→ WHAT THE TASK ASKS
Transcribe each of the records below exactly, excluding all pictures.

○ ○ ○ ○

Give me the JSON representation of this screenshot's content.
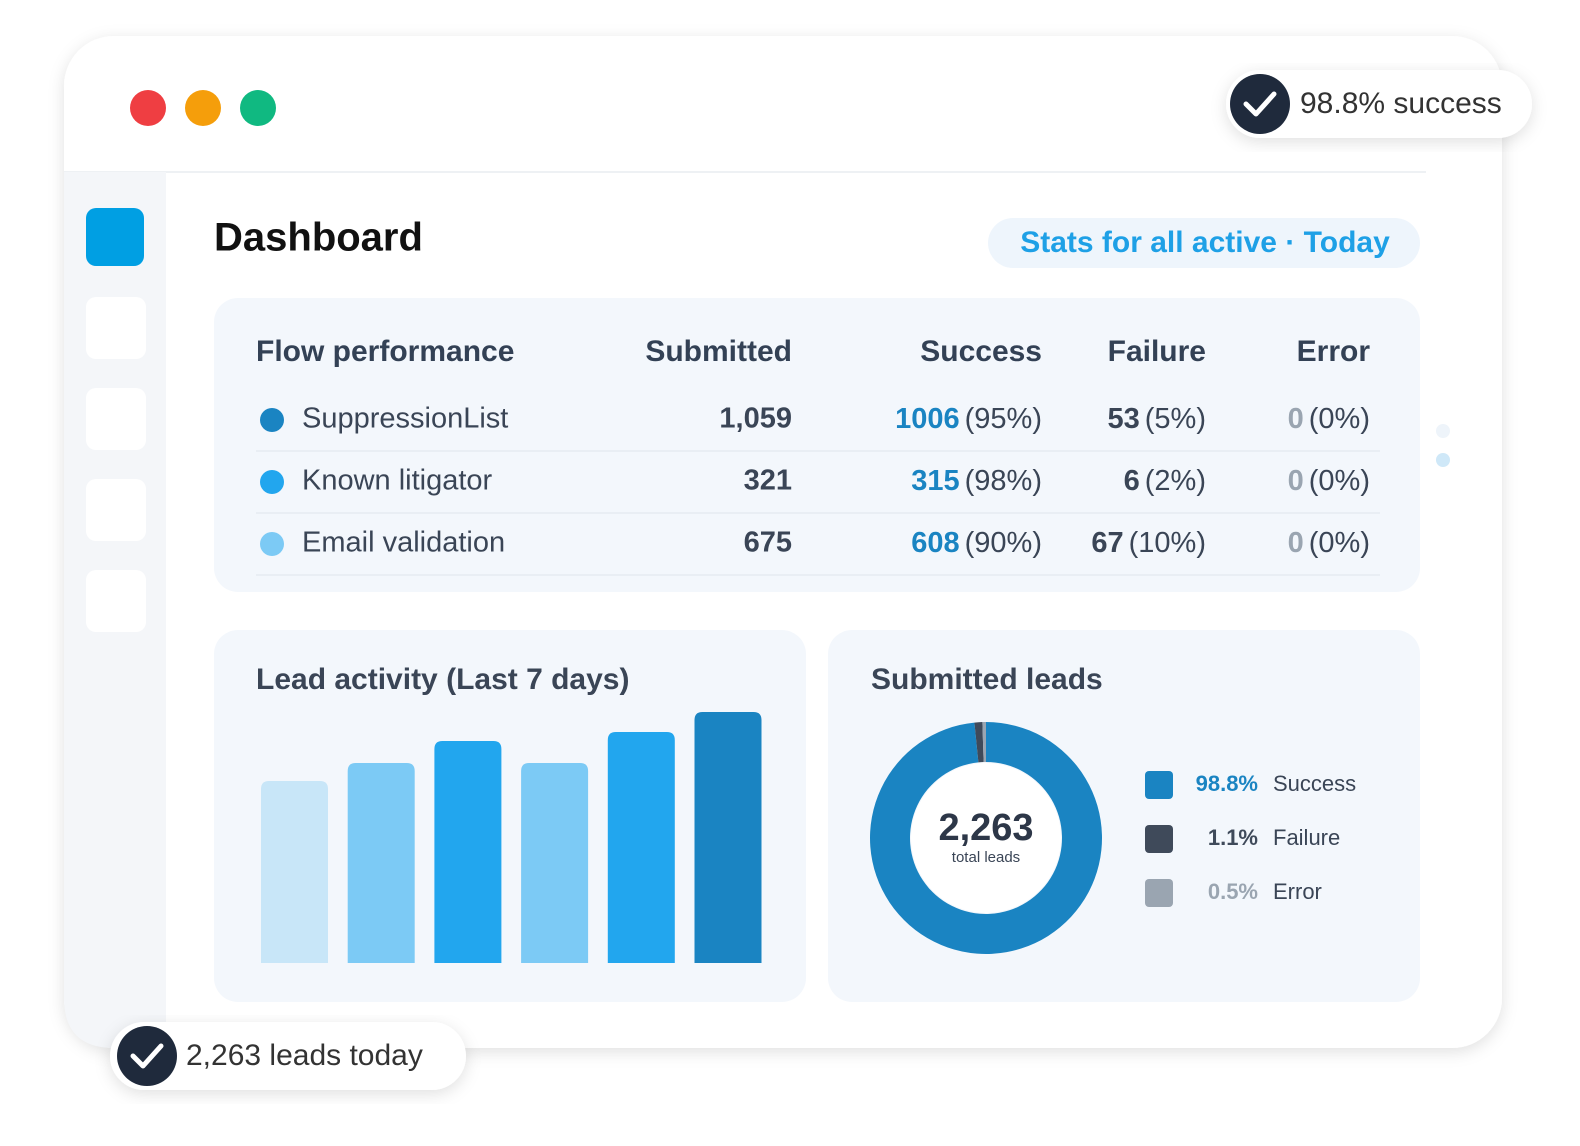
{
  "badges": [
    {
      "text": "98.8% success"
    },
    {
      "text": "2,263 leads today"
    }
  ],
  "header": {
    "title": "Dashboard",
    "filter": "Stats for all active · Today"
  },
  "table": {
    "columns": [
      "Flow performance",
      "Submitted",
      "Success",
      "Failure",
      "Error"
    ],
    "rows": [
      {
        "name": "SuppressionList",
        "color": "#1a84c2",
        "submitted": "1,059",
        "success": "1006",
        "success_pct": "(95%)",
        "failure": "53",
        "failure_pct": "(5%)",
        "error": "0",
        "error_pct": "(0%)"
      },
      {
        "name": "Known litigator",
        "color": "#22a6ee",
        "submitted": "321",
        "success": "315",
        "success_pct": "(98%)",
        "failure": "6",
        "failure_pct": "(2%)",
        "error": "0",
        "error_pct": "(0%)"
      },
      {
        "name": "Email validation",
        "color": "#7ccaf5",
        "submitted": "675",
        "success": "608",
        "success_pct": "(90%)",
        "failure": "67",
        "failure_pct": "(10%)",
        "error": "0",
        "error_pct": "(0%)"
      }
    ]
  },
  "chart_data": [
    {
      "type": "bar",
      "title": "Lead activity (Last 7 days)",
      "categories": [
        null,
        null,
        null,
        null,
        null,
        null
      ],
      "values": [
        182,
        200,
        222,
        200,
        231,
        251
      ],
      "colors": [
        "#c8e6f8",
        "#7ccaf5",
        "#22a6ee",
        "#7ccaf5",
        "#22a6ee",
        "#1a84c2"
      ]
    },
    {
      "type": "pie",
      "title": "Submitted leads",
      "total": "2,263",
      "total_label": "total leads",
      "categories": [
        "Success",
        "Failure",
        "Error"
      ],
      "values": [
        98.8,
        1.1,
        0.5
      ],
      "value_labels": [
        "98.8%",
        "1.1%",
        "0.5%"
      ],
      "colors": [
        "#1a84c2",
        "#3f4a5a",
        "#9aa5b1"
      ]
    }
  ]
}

○ ○ ○ ○

→ ANSWER TO THE TASK
Give me the JSON representation of this screenshot's content.
{
  "badges": [
    {
      "text": "98.8% success"
    },
    {
      "text": "2,263 leads today"
    }
  ],
  "header": {
    "title": "Dashboard",
    "filter": "Stats for all active · Today"
  },
  "table": {
    "columns": [
      "Flow performance",
      "Submitted",
      "Success",
      "Failure",
      "Error"
    ],
    "rows": [
      {
        "name": "SuppressionList",
        "color": "#1a84c2",
        "submitted": "1,059",
        "success": "1006",
        "success_pct": "(95%)",
        "failure": "53",
        "failure_pct": "(5%)",
        "error": "0",
        "error_pct": "(0%)"
      },
      {
        "name": "Known litigator",
        "color": "#22a6ee",
        "submitted": "321",
        "success": "315",
        "success_pct": "(98%)",
        "failure": "6",
        "failure_pct": "(2%)",
        "error": "0",
        "error_pct": "(0%)"
      },
      {
        "name": "Email validation",
        "color": "#7ccaf5",
        "submitted": "675",
        "success": "608",
        "success_pct": "(90%)",
        "failure": "67",
        "failure_pct": "(10%)",
        "error": "0",
        "error_pct": "(0%)"
      }
    ]
  },
  "chart_data": [
    {
      "type": "bar",
      "title": "Lead activity (Last 7 days)",
      "categories": [
        null,
        null,
        null,
        null,
        null,
        null
      ],
      "values": [
        182,
        200,
        222,
        200,
        231,
        251
      ],
      "colors": [
        "#c8e6f8",
        "#7ccaf5",
        "#22a6ee",
        "#7ccaf5",
        "#22a6ee",
        "#1a84c2"
      ]
    },
    {
      "type": "pie",
      "title": "Submitted leads",
      "total": "2,263",
      "total_label": "total leads",
      "categories": [
        "Success",
        "Failure",
        "Error"
      ],
      "values": [
        98.8,
        1.1,
        0.5
      ],
      "value_labels": [
        "98.8%",
        "1.1%",
        "0.5%"
      ],
      "colors": [
        "#1a84c2",
        "#3f4a5a",
        "#9aa5b1"
      ]
    }
  ]
}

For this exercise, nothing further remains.